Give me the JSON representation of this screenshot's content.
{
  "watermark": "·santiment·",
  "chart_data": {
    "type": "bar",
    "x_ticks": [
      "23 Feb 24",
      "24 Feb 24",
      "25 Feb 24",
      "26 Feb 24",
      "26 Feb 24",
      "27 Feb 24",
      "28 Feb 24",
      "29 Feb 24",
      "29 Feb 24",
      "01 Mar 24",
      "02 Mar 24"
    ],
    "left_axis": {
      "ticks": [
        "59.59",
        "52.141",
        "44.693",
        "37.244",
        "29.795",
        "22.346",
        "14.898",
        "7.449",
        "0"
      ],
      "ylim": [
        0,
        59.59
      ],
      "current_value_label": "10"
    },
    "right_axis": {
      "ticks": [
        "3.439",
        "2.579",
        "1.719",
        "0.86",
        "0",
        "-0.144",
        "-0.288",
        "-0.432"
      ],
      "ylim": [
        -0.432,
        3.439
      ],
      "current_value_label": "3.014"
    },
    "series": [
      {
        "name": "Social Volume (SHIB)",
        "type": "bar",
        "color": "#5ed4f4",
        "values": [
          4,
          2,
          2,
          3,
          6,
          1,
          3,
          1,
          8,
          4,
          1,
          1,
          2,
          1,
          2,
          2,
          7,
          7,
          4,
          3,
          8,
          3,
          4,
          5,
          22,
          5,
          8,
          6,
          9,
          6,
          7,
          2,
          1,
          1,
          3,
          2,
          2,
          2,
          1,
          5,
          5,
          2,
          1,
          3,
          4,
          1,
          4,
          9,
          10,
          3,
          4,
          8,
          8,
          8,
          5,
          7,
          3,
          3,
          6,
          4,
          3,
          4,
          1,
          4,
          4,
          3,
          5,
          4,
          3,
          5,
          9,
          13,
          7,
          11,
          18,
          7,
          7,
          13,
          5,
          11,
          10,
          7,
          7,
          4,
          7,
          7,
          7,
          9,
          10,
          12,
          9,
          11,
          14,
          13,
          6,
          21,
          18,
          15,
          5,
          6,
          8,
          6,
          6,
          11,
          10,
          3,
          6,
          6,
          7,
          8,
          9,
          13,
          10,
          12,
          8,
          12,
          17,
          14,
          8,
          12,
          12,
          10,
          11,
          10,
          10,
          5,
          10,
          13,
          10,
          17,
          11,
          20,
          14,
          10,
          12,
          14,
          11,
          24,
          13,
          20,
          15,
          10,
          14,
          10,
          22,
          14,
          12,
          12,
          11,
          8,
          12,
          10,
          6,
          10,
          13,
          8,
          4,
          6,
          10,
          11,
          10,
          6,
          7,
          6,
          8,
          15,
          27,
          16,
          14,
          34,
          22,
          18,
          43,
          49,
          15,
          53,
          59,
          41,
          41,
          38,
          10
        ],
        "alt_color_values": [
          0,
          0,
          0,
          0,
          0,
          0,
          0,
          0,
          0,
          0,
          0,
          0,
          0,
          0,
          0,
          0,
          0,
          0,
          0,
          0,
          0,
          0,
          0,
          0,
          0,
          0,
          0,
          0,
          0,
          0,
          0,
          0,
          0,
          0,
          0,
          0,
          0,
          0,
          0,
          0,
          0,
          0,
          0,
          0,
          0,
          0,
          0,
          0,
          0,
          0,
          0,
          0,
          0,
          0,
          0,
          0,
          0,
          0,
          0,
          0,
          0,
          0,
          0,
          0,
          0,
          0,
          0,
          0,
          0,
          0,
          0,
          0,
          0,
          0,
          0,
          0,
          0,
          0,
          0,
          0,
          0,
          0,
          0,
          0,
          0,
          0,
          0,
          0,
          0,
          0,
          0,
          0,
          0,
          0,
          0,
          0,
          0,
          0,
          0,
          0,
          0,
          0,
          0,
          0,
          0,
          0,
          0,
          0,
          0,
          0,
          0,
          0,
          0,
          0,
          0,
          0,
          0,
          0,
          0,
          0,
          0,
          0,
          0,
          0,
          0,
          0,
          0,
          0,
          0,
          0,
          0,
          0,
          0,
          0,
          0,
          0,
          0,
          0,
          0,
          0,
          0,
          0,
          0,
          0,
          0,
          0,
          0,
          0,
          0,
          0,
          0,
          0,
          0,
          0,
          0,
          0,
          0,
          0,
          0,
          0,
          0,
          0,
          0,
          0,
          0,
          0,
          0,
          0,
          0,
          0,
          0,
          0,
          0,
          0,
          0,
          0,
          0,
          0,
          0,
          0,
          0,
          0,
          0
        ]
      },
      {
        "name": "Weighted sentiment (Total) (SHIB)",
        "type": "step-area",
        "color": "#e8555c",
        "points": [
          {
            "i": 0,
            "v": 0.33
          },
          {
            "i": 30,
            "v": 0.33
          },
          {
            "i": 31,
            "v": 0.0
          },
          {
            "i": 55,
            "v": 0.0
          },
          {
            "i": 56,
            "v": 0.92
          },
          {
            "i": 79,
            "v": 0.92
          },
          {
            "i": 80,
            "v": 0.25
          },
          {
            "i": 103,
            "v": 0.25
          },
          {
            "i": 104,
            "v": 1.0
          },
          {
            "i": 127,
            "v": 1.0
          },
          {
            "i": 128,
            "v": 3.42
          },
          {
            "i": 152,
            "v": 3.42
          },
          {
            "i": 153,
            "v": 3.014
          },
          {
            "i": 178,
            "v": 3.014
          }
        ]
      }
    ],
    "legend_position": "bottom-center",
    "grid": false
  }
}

• _Description of the task_
Type out the material again exactly as presented.

• _Result of this task_
Give me the JSON representation of this screenshot's content.
{
  "watermark": "·santiment·",
  "chart_data": {
    "type": "bar",
    "x_ticks": [
      "23 Feb 24",
      "24 Feb 24",
      "25 Feb 24",
      "26 Feb 24",
      "26 Feb 24",
      "27 Feb 24",
      "28 Feb 24",
      "29 Feb 24",
      "29 Feb 24",
      "01 Mar 24",
      "02 Mar 24"
    ],
    "left_axis": {
      "ticks": [
        "59.59",
        "52.141",
        "44.693",
        "37.244",
        "29.795",
        "22.346",
        "14.898",
        "7.449",
        "0"
      ],
      "ylim": [
        0,
        59.59
      ],
      "current_value_label": "10"
    },
    "right_axis": {
      "ticks": [
        "3.439",
        "2.579",
        "1.719",
        "0.86",
        "0",
        "-0.144",
        "-0.288",
        "-0.432"
      ],
      "ylim": [
        -0.432,
        3.439
      ],
      "current_value_label": "3.014"
    },
    "series": [
      {
        "name": "Social Volume (SHIB)",
        "type": "bar",
        "color": "#5ed4f4",
        "values": [
          4,
          2,
          2,
          3,
          6,
          1,
          3,
          1,
          8,
          4,
          1,
          1,
          2,
          1,
          2,
          2,
          7,
          7,
          4,
          3,
          8,
          3,
          4,
          5,
          22,
          5,
          8,
          6,
          9,
          6,
          7,
          2,
          1,
          1,
          3,
          2,
          2,
          2,
          1,
          5,
          5,
          2,
          1,
          3,
          4,
          1,
          4,
          9,
          10,
          3,
          4,
          8,
          8,
          8,
          5,
          7,
          3,
          3,
          6,
          4,
          3,
          4,
          1,
          4,
          4,
          3,
          5,
          4,
          3,
          5,
          9,
          13,
          7,
          11,
          18,
          7,
          7,
          13,
          5,
          11,
          10,
          7,
          7,
          4,
          7,
          7,
          7,
          9,
          10,
          12,
          9,
          11,
          14,
          13,
          6,
          21,
          18,
          15,
          5,
          6,
          8,
          6,
          6,
          11,
          10,
          3,
          6,
          6,
          7,
          8,
          9,
          13,
          10,
          12,
          8,
          12,
          17,
          14,
          8,
          12,
          12,
          10,
          11,
          10,
          10,
          5,
          10,
          13,
          10,
          17,
          11,
          20,
          14,
          10,
          12,
          14,
          11,
          24,
          13,
          20,
          15,
          10,
          14,
          10,
          22,
          14,
          12,
          12,
          11,
          8,
          12,
          10,
          6,
          10,
          13,
          8,
          4,
          6,
          10,
          11,
          10,
          6,
          7,
          6,
          8,
          15,
          27,
          16,
          14,
          34,
          22,
          18,
          43,
          49,
          15,
          53,
          59,
          41,
          41,
          38,
          10
        ],
        "alt_color_values": [
          0,
          0,
          0,
          0,
          0,
          0,
          0,
          0,
          0,
          0,
          0,
          0,
          0,
          0,
          0,
          0,
          0,
          0,
          0,
          0,
          0,
          0,
          0,
          0,
          0,
          0,
          0,
          0,
          0,
          0,
          0,
          0,
          0,
          0,
          0,
          0,
          0,
          0,
          0,
          0,
          0,
          0,
          0,
          0,
          0,
          0,
          0,
          0,
          0,
          0,
          0,
          0,
          0,
          0,
          0,
          0,
          0,
          0,
          0,
          0,
          0,
          0,
          0,
          0,
          0,
          0,
          0,
          0,
          0,
          0,
          0,
          0,
          0,
          0,
          0,
          0,
          0,
          0,
          0,
          0,
          0,
          0,
          0,
          0,
          0,
          0,
          0,
          0,
          0,
          0,
          0,
          0,
          0,
          0,
          0,
          0,
          0,
          0,
          0,
          0,
          0,
          0,
          0,
          0,
          0,
          0,
          0,
          0,
          0,
          0,
          0,
          0,
          0,
          0,
          0,
          0,
          0,
          0,
          0,
          0,
          0,
          0,
          0,
          0,
          0,
          0,
          0,
          0,
          0,
          0,
          0,
          0,
          0,
          0,
          0,
          0,
          0,
          0,
          0,
          0,
          0,
          0,
          0,
          0,
          0,
          0,
          0,
          0,
          0,
          0,
          0,
          0,
          0,
          0,
          0,
          0,
          0,
          0,
          0,
          0,
          0,
          0,
          0,
          0,
          0,
          0,
          0,
          0,
          0,
          0,
          0,
          0,
          0,
          0,
          0,
          0,
          0,
          0,
          0,
          0,
          0,
          0,
          0
        ]
      },
      {
        "name": "Weighted sentiment (Total) (SHIB)",
        "type": "step-area",
        "color": "#e8555c",
        "points": [
          {
            "i": 0,
            "v": 0.33
          },
          {
            "i": 30,
            "v": 0.33
          },
          {
            "i": 31,
            "v": 0.0
          },
          {
            "i": 55,
            "v": 0.0
          },
          {
            "i": 56,
            "v": 0.92
          },
          {
            "i": 79,
            "v": 0.92
          },
          {
            "i": 80,
            "v": 0.25
          },
          {
            "i": 103,
            "v": 0.25
          },
          {
            "i": 104,
            "v": 1.0
          },
          {
            "i": 127,
            "v": 1.0
          },
          {
            "i": 128,
            "v": 3.42
          },
          {
            "i": 152,
            "v": 3.42
          },
          {
            "i": 153,
            "v": 3.014
          },
          {
            "i": 178,
            "v": 3.014
          }
        ]
      }
    ],
    "legend_position": "bottom-center",
    "grid": false
  }
}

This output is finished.